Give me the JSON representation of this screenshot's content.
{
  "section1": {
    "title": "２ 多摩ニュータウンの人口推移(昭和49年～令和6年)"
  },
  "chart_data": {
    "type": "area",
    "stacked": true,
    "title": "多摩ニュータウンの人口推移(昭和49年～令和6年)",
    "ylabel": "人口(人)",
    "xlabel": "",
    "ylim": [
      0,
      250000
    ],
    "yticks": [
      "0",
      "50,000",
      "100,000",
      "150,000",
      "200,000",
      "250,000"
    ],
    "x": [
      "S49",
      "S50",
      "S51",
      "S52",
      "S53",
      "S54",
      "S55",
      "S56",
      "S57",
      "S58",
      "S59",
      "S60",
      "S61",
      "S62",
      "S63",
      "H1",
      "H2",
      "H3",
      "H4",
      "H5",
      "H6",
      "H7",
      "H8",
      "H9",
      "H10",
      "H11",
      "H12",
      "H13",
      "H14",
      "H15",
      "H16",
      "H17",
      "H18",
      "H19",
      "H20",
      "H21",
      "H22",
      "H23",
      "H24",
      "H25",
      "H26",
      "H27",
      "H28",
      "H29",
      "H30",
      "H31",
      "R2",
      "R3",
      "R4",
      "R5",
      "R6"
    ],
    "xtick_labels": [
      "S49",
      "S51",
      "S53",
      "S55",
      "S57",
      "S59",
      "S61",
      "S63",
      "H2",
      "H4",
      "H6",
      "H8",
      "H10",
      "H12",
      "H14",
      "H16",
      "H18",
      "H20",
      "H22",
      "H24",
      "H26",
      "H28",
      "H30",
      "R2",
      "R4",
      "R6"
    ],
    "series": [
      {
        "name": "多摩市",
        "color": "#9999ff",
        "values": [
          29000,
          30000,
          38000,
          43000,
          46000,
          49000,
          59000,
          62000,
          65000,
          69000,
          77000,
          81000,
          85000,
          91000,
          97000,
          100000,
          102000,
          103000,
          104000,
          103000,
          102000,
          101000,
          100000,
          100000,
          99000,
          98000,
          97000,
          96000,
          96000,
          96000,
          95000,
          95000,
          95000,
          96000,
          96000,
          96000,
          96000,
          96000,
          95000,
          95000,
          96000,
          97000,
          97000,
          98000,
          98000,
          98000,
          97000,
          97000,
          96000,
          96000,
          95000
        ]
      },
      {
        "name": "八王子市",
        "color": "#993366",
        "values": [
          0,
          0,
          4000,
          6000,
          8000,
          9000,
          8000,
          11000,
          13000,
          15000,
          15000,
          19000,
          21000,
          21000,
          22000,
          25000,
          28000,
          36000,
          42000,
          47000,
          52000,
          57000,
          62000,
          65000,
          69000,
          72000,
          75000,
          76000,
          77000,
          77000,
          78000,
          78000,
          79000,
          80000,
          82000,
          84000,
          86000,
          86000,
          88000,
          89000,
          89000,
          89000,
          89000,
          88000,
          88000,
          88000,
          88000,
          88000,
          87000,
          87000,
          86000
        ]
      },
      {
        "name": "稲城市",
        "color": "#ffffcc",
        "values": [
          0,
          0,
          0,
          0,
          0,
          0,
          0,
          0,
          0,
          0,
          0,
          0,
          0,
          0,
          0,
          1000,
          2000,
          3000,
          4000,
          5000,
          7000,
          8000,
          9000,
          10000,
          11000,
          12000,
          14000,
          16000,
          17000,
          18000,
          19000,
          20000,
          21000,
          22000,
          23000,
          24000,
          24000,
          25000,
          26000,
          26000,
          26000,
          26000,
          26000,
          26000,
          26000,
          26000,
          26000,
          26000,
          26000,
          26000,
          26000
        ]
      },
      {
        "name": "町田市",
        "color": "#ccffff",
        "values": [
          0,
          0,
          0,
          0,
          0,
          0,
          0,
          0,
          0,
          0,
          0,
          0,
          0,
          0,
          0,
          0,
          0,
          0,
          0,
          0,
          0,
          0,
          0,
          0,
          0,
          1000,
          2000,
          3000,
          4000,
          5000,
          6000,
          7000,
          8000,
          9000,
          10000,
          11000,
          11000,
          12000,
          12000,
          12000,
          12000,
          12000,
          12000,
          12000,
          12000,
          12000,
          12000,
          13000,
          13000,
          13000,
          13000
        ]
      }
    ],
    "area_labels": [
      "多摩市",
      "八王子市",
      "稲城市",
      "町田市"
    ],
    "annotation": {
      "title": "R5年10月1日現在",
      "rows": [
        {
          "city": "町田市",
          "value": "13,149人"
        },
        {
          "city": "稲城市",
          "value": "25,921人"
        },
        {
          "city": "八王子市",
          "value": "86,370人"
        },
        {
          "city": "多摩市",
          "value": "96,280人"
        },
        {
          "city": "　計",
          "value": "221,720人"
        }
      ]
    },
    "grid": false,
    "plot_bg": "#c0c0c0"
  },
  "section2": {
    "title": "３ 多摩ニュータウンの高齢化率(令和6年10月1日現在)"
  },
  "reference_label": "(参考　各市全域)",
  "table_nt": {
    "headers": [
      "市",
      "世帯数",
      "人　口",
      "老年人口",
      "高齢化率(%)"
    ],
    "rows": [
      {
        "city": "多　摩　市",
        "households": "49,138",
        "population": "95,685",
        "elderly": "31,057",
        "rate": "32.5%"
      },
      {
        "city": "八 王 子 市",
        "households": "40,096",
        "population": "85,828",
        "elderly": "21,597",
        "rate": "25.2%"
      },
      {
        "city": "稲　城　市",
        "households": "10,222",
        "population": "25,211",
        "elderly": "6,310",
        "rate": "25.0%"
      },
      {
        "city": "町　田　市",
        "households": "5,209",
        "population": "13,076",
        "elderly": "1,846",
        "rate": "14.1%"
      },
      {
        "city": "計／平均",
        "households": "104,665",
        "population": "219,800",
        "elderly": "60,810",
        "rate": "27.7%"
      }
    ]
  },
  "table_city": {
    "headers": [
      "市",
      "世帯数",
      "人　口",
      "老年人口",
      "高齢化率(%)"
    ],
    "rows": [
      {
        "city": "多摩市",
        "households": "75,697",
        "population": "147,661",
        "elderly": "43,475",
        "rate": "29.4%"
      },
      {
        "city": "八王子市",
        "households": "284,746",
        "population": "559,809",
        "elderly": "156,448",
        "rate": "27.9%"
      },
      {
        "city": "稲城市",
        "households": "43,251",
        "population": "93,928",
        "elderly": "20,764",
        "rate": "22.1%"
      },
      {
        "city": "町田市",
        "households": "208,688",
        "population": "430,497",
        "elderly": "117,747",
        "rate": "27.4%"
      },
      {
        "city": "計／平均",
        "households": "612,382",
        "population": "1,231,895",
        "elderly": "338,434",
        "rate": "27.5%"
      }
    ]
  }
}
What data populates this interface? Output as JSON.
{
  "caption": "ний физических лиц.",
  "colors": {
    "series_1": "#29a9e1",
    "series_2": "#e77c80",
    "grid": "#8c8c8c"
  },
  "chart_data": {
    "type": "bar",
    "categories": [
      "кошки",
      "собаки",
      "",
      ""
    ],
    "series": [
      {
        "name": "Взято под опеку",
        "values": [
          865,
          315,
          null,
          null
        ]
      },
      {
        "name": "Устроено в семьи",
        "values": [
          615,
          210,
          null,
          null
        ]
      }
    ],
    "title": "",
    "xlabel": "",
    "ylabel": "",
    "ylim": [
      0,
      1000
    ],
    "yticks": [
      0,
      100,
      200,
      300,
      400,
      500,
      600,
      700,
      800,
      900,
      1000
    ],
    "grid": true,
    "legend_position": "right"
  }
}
----------------------------------------
> _The problem_
Your task is to return the full listing exactly as it was given.

> _Answer in full_
Give me the JSON representation of this screenshot's content.
{
  "section1": {
    "title": "２ 多摩ニュータウンの人口推移(昭和49年～令和6年)"
  },
  "chart_data": {
    "type": "area",
    "stacked": true,
    "title": "多摩ニュータウンの人口推移(昭和49年～令和6年)",
    "ylabel": "人口(人)",
    "xlabel": "",
    "ylim": [
      0,
      250000
    ],
    "yticks": [
      "0",
      "50,000",
      "100,000",
      "150,000",
      "200,000",
      "250,000"
    ],
    "x": [
      "S49",
      "S50",
      "S51",
      "S52",
      "S53",
      "S54",
      "S55",
      "S56",
      "S57",
      "S58",
      "S59",
      "S60",
      "S61",
      "S62",
      "S63",
      "H1",
      "H2",
      "H3",
      "H4",
      "H5",
      "H6",
      "H7",
      "H8",
      "H9",
      "H10",
      "H11",
      "H12",
      "H13",
      "H14",
      "H15",
      "H16",
      "H17",
      "H18",
      "H19",
      "H20",
      "H21",
      "H22",
      "H23",
      "H24",
      "H25",
      "H26",
      "H27",
      "H28",
      "H29",
      "H30",
      "H31",
      "R2",
      "R3",
      "R4",
      "R5",
      "R6"
    ],
    "xtick_labels": [
      "S49",
      "S51",
      "S53",
      "S55",
      "S57",
      "S59",
      "S61",
      "S63",
      "H2",
      "H4",
      "H6",
      "H8",
      "H10",
      "H12",
      "H14",
      "H16",
      "H18",
      "H20",
      "H22",
      "H24",
      "H26",
      "H28",
      "H30",
      "R2",
      "R4",
      "R6"
    ],
    "series": [
      {
        "name": "多摩市",
        "color": "#9999ff",
        "values": [
          29000,
          30000,
          38000,
          43000,
          46000,
          49000,
          59000,
          62000,
          65000,
          69000,
          77000,
          81000,
          85000,
          91000,
          97000,
          100000,
          102000,
          103000,
          104000,
          103000,
          102000,
          101000,
          100000,
          100000,
          99000,
          98000,
          97000,
          96000,
          96000,
          96000,
          95000,
          95000,
          95000,
          96000,
          96000,
          96000,
          96000,
          96000,
          95000,
          95000,
          96000,
          97000,
          97000,
          98000,
          98000,
          98000,
          97000,
          97000,
          96000,
          96000,
          95000
        ]
      },
      {
        "name": "八王子市",
        "color": "#993366",
        "values": [
          0,
          0,
          4000,
          6000,
          8000,
          9000,
          8000,
          11000,
          13000,
          15000,
          15000,
          19000,
          21000,
          21000,
          22000,
          25000,
          28000,
          36000,
          42000,
          47000,
          52000,
          57000,
          62000,
          65000,
          69000,
          72000,
          75000,
          76000,
          77000,
          77000,
          78000,
          78000,
          79000,
          80000,
          82000,
          84000,
          86000,
          86000,
          88000,
          89000,
          89000,
          89000,
          89000,
          88000,
          88000,
          88000,
          88000,
          88000,
          87000,
          87000,
          86000
        ]
      },
      {
        "name": "稲城市",
        "color": "#ffffcc",
        "values": [
          0,
          0,
          0,
          0,
          0,
          0,
          0,
          0,
          0,
          0,
          0,
          0,
          0,
          0,
          0,
          1000,
          2000,
          3000,
          4000,
          5000,
          7000,
          8000,
          9000,
          10000,
          11000,
          12000,
          14000,
          16000,
          17000,
          18000,
          19000,
          20000,
          21000,
          22000,
          23000,
          24000,
          24000,
          25000,
          26000,
          26000,
          26000,
          26000,
          26000,
          26000,
          26000,
          26000,
          26000,
          26000,
          26000,
          26000,
          26000
        ]
      },
      {
        "name": "町田市",
        "color": "#ccffff",
        "values": [
          0,
          0,
          0,
          0,
          0,
          0,
          0,
          0,
          0,
          0,
          0,
          0,
          0,
          0,
          0,
          0,
          0,
          0,
          0,
          0,
          0,
          0,
          0,
          0,
          0,
          1000,
          2000,
          3000,
          4000,
          5000,
          6000,
          7000,
          8000,
          9000,
          10000,
          11000,
          11000,
          12000,
          12000,
          12000,
          12000,
          12000,
          12000,
          12000,
          12000,
          12000,
          12000,
          13000,
          13000,
          13000,
          13000
        ]
      }
    ],
    "area_labels": [
      "多摩市",
      "八王子市",
      "稲城市",
      "町田市"
    ],
    "annotation": {
      "title": "R5年10月1日現在",
      "rows": [
        {
          "city": "町田市",
          "value": "13,149人"
        },
        {
          "city": "稲城市",
          "value": "25,921人"
        },
        {
          "city": "八王子市",
          "value": "86,370人"
        },
        {
          "city": "多摩市",
          "value": "96,280人"
        },
        {
          "city": "　計",
          "value": "221,720人"
        }
      ]
    },
    "grid": false,
    "plot_bg": "#c0c0c0"
  },
  "section2": {
    "title": "３ 多摩ニュータウンの高齢化率(令和6年10月1日現在)"
  },
  "reference_label": "(参考　各市全域)",
  "table_nt": {
    "headers": [
      "市",
      "世帯数",
      "人　口",
      "老年人口",
      "高齢化率(%)"
    ],
    "rows": [
      {
        "city": "多　摩　市",
        "households": "49,138",
        "population": "95,685",
        "elderly": "31,057",
        "rate": "32.5%"
      },
      {
        "city": "八 王 子 市",
        "households": "40,096",
        "population": "85,828",
        "elderly": "21,597",
        "rate": "25.2%"
      },
      {
        "city": "稲　城　市",
        "households": "10,222",
        "population": "25,211",
        "elderly": "6,310",
        "rate": "25.0%"
      },
      {
        "city": "町　田　市",
        "households": "5,209",
        "population": "13,076",
        "elderly": "1,846",
        "rate": "14.1%"
      },
      {
        "city": "計／平均",
        "households": "104,665",
        "population": "219,800",
        "elderly": "60,810",
        "rate": "27.7%"
      }
    ]
  },
  "table_city": {
    "headers": [
      "市",
      "世帯数",
      "人　口",
      "老年人口",
      "高齢化率(%)"
    ],
    "rows": [
      {
        "city": "多摩市",
        "households": "75,697",
        "population": "147,661",
        "elderly": "43,475",
        "rate": "29.4%"
      },
      {
        "city": "八王子市",
        "households": "284,746",
        "population": "559,809",
        "elderly": "156,448",
        "rate": "27.9%"
      },
      {
        "city": "稲城市",
        "households": "43,251",
        "population": "93,928",
        "elderly": "20,764",
        "rate": "22.1%"
      },
      {
        "city": "町田市",
        "households": "208,688",
        "population": "430,497",
        "elderly": "117,747",
        "rate": "27.4%"
      },
      {
        "city": "計／平均",
        "households": "612,382",
        "population": "1,231,895",
        "elderly": "338,434",
        "rate": "27.5%"
      }
    ]
  }
}
What data populates this interface? Output as JSON.
{
  "caption": "ний физических лиц.",
  "colors": {
    "series_1": "#29a9e1",
    "series_2": "#e77c80",
    "grid": "#8c8c8c"
  },
  "chart_data": {
    "type": "bar",
    "categories": [
      "кошки",
      "собаки",
      "",
      ""
    ],
    "series": [
      {
        "name": "Взято под опеку",
        "values": [
          865,
          315,
          null,
          null
        ]
      },
      {
        "name": "Устроено в семьи",
        "values": [
          615,
          210,
          null,
          null
        ]
      }
    ],
    "title": "",
    "xlabel": "",
    "ylabel": "",
    "ylim": [
      0,
      1000
    ],
    "yticks": [
      0,
      100,
      200,
      300,
      400,
      500,
      600,
      700,
      800,
      900,
      1000
    ],
    "grid": true,
    "legend_position": "right"
  }
}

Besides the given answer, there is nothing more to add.